## GOAL
Without the pictures, reproduce the records that follow exactly.

## ENTRIES SHOWN
▼
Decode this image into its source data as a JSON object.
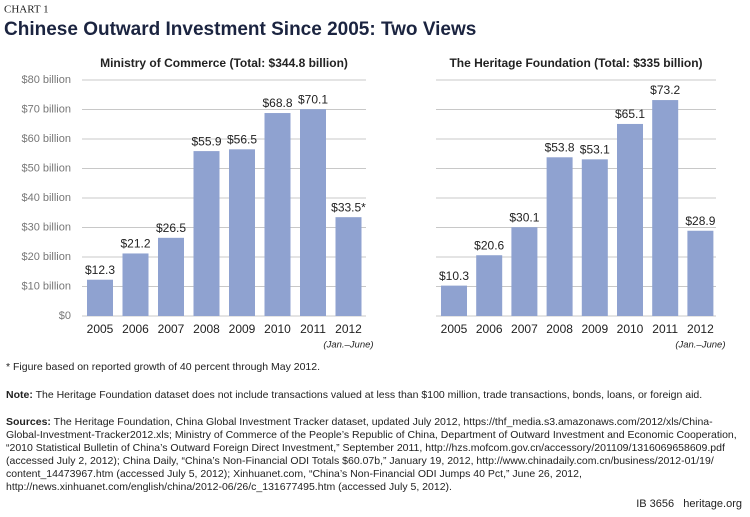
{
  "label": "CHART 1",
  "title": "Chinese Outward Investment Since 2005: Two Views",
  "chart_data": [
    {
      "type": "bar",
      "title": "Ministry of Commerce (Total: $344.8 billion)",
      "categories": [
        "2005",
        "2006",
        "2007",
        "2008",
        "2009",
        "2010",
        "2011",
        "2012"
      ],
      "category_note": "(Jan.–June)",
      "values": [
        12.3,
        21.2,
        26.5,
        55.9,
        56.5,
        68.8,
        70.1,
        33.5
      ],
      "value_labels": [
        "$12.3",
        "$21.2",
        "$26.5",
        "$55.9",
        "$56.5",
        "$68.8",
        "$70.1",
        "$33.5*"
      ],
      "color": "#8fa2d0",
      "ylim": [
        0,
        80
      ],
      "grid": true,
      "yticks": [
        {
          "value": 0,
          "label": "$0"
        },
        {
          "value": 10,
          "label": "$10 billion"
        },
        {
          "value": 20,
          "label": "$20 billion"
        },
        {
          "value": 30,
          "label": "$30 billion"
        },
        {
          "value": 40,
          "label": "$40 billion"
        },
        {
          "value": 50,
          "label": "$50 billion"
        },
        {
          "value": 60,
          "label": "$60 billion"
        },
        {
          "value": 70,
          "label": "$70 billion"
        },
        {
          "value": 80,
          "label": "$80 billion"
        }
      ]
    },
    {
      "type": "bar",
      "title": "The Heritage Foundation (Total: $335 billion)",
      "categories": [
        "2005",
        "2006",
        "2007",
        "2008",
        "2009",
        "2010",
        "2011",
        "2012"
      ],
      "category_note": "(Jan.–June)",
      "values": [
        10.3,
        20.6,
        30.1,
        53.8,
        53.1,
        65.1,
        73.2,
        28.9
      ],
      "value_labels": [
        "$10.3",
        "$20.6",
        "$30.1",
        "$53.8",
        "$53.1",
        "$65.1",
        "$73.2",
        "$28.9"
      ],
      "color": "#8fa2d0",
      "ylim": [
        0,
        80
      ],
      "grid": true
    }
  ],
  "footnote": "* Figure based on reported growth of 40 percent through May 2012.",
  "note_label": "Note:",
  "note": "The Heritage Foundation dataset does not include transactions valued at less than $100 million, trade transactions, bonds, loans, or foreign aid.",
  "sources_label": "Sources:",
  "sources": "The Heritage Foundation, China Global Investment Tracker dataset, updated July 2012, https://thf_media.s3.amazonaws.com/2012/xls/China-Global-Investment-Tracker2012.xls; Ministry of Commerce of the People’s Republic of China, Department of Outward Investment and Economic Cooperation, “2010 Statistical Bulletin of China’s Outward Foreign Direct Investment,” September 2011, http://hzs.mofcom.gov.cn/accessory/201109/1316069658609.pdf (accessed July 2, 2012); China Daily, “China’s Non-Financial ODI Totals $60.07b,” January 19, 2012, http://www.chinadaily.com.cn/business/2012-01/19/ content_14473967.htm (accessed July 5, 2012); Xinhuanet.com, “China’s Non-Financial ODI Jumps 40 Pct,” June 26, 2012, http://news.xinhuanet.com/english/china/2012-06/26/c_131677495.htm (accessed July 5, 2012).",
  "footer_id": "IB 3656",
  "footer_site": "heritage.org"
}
▲
## EXERCISE SOLUTION
Decode this image into its source data as a JSON object.
{
  "label": "CHART 1",
  "title": "Chinese Outward Investment Since 2005: Two Views",
  "chart_data": [
    {
      "type": "bar",
      "title": "Ministry of Commerce (Total: $344.8 billion)",
      "categories": [
        "2005",
        "2006",
        "2007",
        "2008",
        "2009",
        "2010",
        "2011",
        "2012"
      ],
      "category_note": "(Jan.–June)",
      "values": [
        12.3,
        21.2,
        26.5,
        55.9,
        56.5,
        68.8,
        70.1,
        33.5
      ],
      "value_labels": [
        "$12.3",
        "$21.2",
        "$26.5",
        "$55.9",
        "$56.5",
        "$68.8",
        "$70.1",
        "$33.5*"
      ],
      "color": "#8fa2d0",
      "ylim": [
        0,
        80
      ],
      "grid": true,
      "yticks": [
        {
          "value": 0,
          "label": "$0"
        },
        {
          "value": 10,
          "label": "$10 billion"
        },
        {
          "value": 20,
          "label": "$20 billion"
        },
        {
          "value": 30,
          "label": "$30 billion"
        },
        {
          "value": 40,
          "label": "$40 billion"
        },
        {
          "value": 50,
          "label": "$50 billion"
        },
        {
          "value": 60,
          "label": "$60 billion"
        },
        {
          "value": 70,
          "label": "$70 billion"
        },
        {
          "value": 80,
          "label": "$80 billion"
        }
      ]
    },
    {
      "type": "bar",
      "title": "The Heritage Foundation (Total: $335 billion)",
      "categories": [
        "2005",
        "2006",
        "2007",
        "2008",
        "2009",
        "2010",
        "2011",
        "2012"
      ],
      "category_note": "(Jan.–June)",
      "values": [
        10.3,
        20.6,
        30.1,
        53.8,
        53.1,
        65.1,
        73.2,
        28.9
      ],
      "value_labels": [
        "$10.3",
        "$20.6",
        "$30.1",
        "$53.8",
        "$53.1",
        "$65.1",
        "$73.2",
        "$28.9"
      ],
      "color": "#8fa2d0",
      "ylim": [
        0,
        80
      ],
      "grid": true
    }
  ],
  "footnote": "* Figure based on reported growth of 40 percent through May 2012.",
  "note_label": "Note:",
  "note": "The Heritage Foundation dataset does not include transactions valued at less than $100 million, trade transactions, bonds, loans, or foreign aid.",
  "sources_label": "Sources:",
  "sources": "The Heritage Foundation, China Global Investment Tracker dataset, updated July 2012, https://thf_media.s3.amazonaws.com/2012/xls/China-Global-Investment-Tracker2012.xls; Ministry of Commerce of the People’s Republic of China, Department of Outward Investment and Economic Cooperation, “2010 Statistical Bulletin of China’s Outward Foreign Direct Investment,” September 2011, http://hzs.mofcom.gov.cn/accessory/201109/1316069658609.pdf (accessed July 2, 2012); China Daily, “China’s Non-Financial ODI Totals $60.07b,” January 19, 2012, http://www.chinadaily.com.cn/business/2012-01/19/ content_14473967.htm (accessed July 5, 2012); Xinhuanet.com, “China’s Non-Financial ODI Jumps 40 Pct,” June 26, 2012, http://news.xinhuanet.com/english/china/2012-06/26/c_131677495.htm (accessed July 5, 2012).",
  "footer_id": "IB 3656",
  "footer_site": "heritage.org"
}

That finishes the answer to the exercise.